### Exercise description
Records follow. Select each line holding "Negara".

### Exercise material
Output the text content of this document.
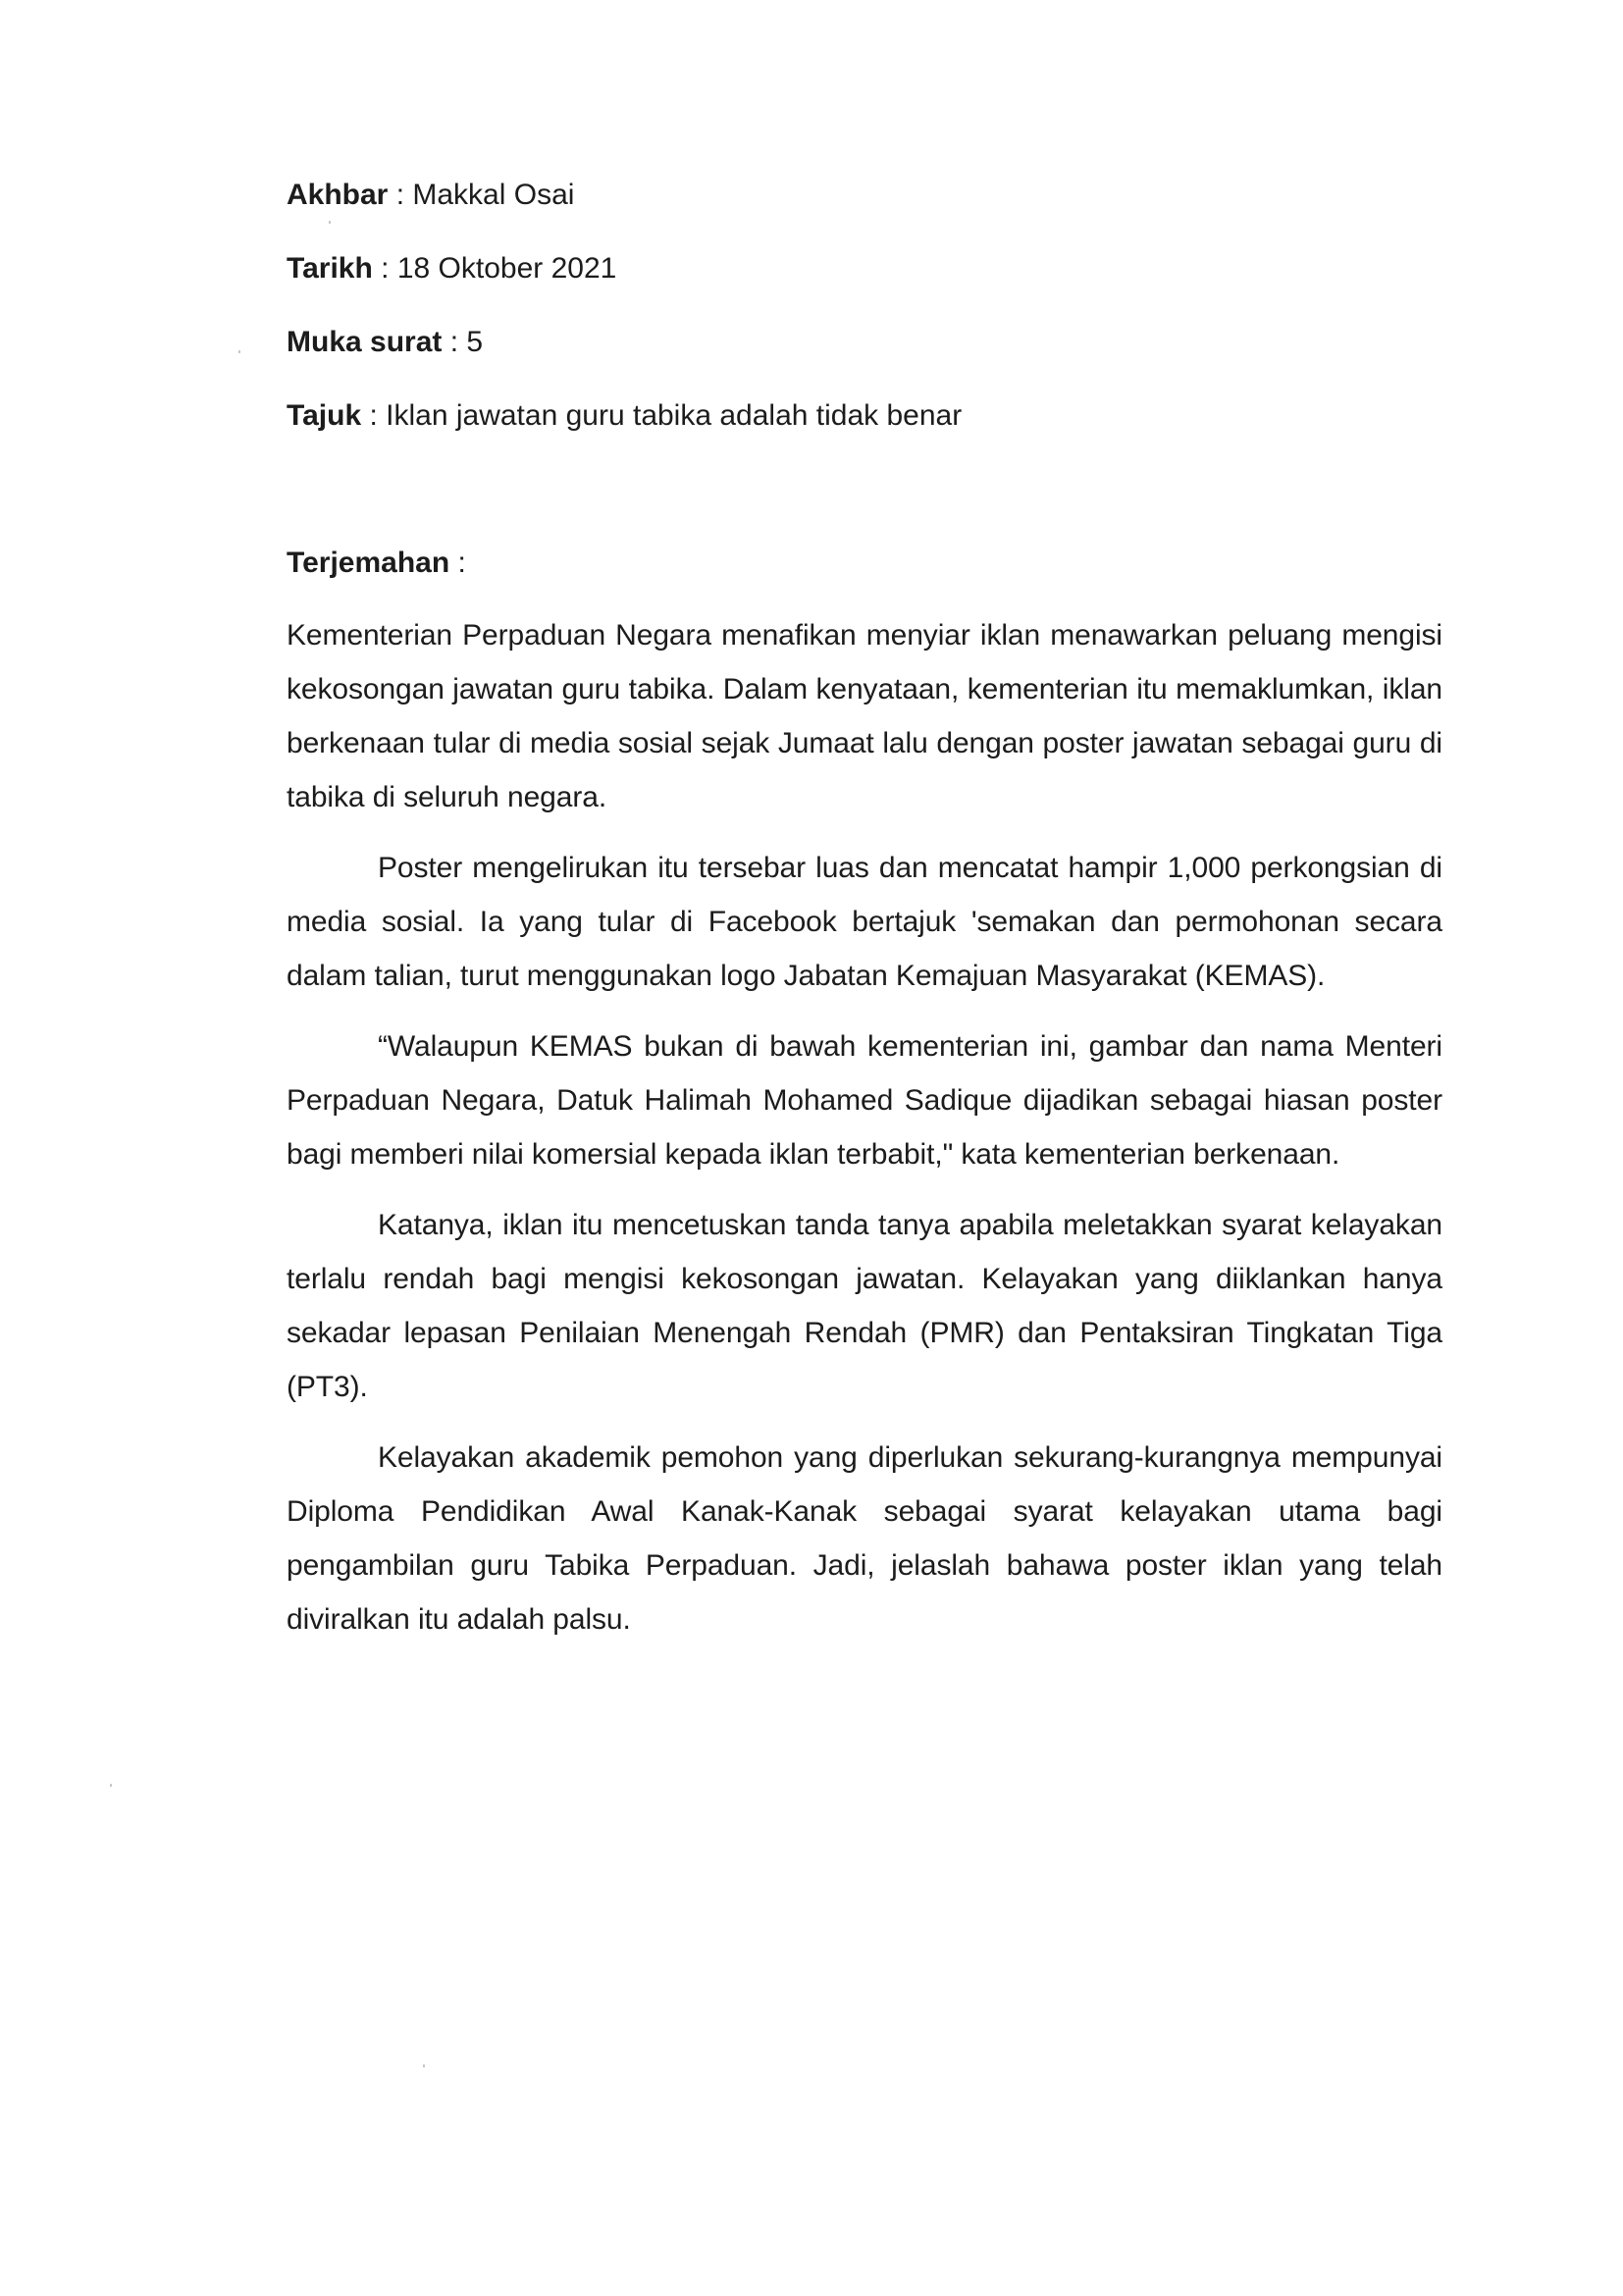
Akhbar : Makkal Osai
Tarikh : 18 Oktober 2021
Muka surat : 5
Tajuk : Iklan jawatan guru tabika adalah tidak benar
Terjemahan :

Kementerian Perpaduan Negara menafikan menyiar iklan menawarkan peluang mengisi kekosongan jawatan guru tabika. Dalam kenyataan, kementerian itu memaklumkan, iklan berkenaan tular di media sosial sejak Jumaat lalu dengan poster jawatan sebagai guru di tabika di seluruh negara.

Poster mengelirukan itu tersebar luas dan mencatat hampir 1,000 perkongsian di media sosial. Ia yang tular di Facebook bertajuk 'semakan dan permohonan secara dalam talian, turut menggunakan logo Jabatan Kemajuan Masyarakat (KEMAS).

“Walaupun KEMAS bukan di bawah kementerian ini, gambar dan nama Menteri Perpaduan Negara, Datuk Halimah Mohamed Sadique dijadikan sebagai hiasan poster bagi memberi nilai komersial kepada iklan terbabit," kata kementerian berkenaan.

Katanya, iklan itu mencetuskan tanda tanya apabila meletakkan syarat kelayakan terlalu rendah bagi mengisi kekosongan jawatan. Kelayakan yang diiklankan hanya sekadar lepasan Penilaian Menengah Rendah (PMR) dan Pentaksiran Tingkatan Tiga (PT3).

Kelayakan akademik pemohon yang diperlukan sekurang-kurangnya mempunyai Diploma Pendidikan Awal Kanak-Kanak sebagai syarat kelayakan utama bagi pengambilan guru Tabika Perpaduan. Jadi, jelaslah bahawa poster iklan yang telah diviralkan itu adalah palsu.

### Solved exercise
Kementerian Perpaduan Negara menafikan menyiar iklan menawarkan peluang mengisi kekosongan jawatan guru tabika. Dalam kenyataan, kementerian itu memaklumkan, iklan berkenaan tular di media sosial sejak Jumaat lalu dengan poster jawatan sebagai guru di tabika di seluruh negara.
“Walaupun KEMAS bukan di bawah kementerian ini, gambar dan nama Menteri Perpaduan Negara, Datuk Halimah Mohamed Sadique dijadikan sebagai hiasan poster bagi memberi nilai komersial kepada iklan terbabit," kata kementerian berkenaan.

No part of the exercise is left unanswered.